Extract, verbatim, all lines starting at the one containing "What data populates" and ending with the final line of the listing, and no others.

--- begin Data entries ---

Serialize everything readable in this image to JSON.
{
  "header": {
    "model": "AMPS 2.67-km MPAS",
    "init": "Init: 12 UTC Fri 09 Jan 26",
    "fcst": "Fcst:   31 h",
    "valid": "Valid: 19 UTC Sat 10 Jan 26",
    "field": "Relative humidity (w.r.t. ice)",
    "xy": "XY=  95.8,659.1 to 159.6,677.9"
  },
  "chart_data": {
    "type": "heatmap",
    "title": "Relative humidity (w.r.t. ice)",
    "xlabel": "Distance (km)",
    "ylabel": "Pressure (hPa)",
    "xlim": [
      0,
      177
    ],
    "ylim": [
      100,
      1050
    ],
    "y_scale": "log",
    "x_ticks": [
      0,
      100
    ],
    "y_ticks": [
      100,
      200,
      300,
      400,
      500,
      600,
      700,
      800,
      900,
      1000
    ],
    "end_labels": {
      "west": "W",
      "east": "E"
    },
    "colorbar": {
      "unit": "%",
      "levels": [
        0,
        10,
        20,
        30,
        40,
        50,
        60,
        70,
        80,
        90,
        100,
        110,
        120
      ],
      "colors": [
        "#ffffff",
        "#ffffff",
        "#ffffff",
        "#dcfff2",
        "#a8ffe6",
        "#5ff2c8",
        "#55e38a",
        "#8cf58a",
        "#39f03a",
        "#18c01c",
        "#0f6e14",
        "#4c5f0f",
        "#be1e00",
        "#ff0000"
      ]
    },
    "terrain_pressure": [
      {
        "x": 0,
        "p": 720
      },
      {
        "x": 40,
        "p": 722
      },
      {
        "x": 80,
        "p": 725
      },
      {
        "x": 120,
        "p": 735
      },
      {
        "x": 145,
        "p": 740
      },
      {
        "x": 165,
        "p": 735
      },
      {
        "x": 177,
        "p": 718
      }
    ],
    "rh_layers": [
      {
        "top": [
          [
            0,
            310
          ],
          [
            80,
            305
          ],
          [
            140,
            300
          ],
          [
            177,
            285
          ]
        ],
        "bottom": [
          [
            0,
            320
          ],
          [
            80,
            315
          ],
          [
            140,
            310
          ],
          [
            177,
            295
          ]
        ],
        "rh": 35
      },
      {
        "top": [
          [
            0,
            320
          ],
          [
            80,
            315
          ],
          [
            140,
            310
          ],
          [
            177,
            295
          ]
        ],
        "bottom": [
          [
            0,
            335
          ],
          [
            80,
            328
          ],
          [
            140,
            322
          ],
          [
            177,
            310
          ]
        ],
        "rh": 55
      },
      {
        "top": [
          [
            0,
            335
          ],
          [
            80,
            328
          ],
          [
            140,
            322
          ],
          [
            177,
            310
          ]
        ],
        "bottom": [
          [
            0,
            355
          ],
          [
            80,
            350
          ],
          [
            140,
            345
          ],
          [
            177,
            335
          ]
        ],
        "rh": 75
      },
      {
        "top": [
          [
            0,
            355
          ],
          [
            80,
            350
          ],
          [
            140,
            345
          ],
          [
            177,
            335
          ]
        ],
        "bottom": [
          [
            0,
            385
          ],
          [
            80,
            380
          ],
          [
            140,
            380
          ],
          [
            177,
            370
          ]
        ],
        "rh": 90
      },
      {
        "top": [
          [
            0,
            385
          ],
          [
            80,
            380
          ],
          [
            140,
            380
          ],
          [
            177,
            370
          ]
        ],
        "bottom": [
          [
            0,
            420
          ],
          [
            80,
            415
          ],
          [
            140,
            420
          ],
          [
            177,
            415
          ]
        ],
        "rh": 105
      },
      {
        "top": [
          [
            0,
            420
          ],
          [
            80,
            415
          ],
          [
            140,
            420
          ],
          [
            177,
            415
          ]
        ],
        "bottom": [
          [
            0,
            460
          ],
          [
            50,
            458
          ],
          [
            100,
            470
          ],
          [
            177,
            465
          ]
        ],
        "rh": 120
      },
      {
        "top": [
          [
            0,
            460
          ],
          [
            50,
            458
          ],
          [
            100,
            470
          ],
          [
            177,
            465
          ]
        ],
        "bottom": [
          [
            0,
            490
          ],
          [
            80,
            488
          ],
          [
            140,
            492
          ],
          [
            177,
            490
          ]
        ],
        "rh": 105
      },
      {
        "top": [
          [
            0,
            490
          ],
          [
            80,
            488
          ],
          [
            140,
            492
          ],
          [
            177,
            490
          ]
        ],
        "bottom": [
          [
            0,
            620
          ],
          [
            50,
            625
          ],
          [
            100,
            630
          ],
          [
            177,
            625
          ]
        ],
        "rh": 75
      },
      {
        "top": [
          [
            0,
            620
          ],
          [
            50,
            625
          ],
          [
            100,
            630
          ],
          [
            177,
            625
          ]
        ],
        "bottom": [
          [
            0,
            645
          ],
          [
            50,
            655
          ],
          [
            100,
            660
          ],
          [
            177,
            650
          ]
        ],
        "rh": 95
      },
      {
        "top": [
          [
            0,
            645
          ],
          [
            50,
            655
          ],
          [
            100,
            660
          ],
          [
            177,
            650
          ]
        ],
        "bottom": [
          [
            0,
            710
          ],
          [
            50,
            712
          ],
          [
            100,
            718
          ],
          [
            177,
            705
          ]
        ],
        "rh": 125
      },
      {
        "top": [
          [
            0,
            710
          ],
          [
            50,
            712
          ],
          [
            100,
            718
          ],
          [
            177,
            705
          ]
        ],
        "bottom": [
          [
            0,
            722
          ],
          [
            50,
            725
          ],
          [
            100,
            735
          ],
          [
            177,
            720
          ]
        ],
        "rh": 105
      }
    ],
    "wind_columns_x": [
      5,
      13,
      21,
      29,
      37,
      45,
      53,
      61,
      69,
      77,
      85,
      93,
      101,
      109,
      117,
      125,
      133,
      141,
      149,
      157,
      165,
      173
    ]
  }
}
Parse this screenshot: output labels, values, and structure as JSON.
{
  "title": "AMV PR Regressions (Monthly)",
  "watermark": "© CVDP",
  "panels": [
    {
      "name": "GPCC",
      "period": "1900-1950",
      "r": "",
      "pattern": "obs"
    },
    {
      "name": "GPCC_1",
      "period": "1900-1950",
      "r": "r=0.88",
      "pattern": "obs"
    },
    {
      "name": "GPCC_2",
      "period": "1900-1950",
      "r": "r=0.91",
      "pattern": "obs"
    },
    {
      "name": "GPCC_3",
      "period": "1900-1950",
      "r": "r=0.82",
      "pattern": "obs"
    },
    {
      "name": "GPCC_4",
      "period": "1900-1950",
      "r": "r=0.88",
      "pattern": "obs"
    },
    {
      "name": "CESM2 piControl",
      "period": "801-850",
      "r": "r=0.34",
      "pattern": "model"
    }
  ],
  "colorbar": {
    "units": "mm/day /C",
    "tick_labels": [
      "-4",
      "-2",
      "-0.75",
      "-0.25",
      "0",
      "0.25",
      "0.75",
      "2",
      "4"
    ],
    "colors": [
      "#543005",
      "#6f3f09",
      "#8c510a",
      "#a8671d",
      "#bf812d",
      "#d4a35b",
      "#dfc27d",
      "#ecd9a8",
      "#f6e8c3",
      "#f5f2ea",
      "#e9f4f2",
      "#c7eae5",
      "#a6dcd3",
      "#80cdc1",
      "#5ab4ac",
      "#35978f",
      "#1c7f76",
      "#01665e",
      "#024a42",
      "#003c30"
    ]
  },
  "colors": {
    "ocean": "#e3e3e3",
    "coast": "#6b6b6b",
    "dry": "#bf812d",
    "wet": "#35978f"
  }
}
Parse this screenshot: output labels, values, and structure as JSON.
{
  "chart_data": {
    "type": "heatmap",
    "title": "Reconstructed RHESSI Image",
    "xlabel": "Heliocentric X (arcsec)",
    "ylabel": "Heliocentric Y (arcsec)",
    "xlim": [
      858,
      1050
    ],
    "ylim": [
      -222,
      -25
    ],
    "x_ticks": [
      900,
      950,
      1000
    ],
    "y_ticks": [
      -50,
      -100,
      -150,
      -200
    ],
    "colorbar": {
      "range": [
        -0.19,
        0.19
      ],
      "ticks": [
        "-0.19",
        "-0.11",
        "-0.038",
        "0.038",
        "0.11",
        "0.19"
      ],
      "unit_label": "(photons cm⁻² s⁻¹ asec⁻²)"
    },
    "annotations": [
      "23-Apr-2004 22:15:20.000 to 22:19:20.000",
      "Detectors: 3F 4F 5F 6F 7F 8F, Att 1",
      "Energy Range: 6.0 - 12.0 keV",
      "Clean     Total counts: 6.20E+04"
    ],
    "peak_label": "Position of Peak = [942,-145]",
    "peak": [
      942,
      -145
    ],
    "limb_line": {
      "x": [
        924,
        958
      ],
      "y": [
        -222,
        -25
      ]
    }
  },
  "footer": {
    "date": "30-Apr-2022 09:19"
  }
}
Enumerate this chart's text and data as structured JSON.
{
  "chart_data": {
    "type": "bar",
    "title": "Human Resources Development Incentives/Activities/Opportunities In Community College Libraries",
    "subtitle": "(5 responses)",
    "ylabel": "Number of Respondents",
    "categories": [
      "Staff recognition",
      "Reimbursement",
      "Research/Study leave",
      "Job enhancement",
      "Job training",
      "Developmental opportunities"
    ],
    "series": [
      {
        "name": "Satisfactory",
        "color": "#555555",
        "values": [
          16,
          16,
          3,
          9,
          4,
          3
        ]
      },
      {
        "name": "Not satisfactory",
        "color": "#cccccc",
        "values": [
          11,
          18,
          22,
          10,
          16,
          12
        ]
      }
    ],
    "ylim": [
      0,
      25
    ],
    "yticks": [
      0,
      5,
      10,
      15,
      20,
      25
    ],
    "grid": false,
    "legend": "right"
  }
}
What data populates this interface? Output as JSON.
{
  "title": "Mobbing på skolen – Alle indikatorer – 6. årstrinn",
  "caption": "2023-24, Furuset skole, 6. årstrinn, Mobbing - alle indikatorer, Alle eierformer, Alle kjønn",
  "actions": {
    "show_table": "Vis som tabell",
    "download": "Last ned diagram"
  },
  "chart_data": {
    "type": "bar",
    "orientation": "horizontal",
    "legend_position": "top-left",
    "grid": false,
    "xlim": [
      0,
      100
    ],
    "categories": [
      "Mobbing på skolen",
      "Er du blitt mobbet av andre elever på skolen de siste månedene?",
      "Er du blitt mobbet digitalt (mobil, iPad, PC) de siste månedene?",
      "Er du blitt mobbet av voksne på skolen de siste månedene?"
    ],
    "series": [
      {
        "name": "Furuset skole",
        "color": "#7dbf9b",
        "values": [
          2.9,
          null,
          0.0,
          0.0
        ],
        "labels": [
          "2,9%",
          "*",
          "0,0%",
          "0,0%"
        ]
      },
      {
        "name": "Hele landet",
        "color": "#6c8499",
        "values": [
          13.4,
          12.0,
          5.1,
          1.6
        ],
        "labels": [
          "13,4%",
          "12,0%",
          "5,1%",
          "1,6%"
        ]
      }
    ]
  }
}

--- end Data entries ---

__Result of this exercise__
What data populates this interface? Output as JSON.
{
  "title": "Mobbing på skolen – Alle indikatorer – 6. årstrinn",
  "caption": "2023-24, Furuset skole, 6. årstrinn, Mobbing - alle indikatorer, Alle eierformer, Alle kjønn",
  "actions": {
    "show_table": "Vis som tabell",
    "download": "Last ned diagram"
  },
  "chart_data": {
    "type": "bar",
    "orientation": "horizontal",
    "legend_position": "top-left",
    "grid": false,
    "xlim": [
      0,
      100
    ],
    "categories": [
      "Mobbing på skolen",
      "Er du blitt mobbet av andre elever på skolen de siste månedene?",
      "Er du blitt mobbet digitalt (mobil, iPad, PC) de siste månedene?",
      "Er du blitt mobbet av voksne på skolen de siste månedene?"
    ],
    "series": [
      {
        "name": "Furuset skole",
        "color": "#7dbf9b",
        "values": [
          2.9,
          null,
          0.0,
          0.0
        ],
        "labels": [
          "2,9%",
          "*",
          "0,0%",
          "0,0%"
        ]
      },
      {
        "name": "Hele landet",
        "color": "#6c8499",
        "values": [
          13.4,
          12.0,
          5.1,
          1.6
        ],
        "labels": [
          "13,4%",
          "12,0%",
          "5,1%",
          "1,6%"
        ]
      }
    ]
  }
}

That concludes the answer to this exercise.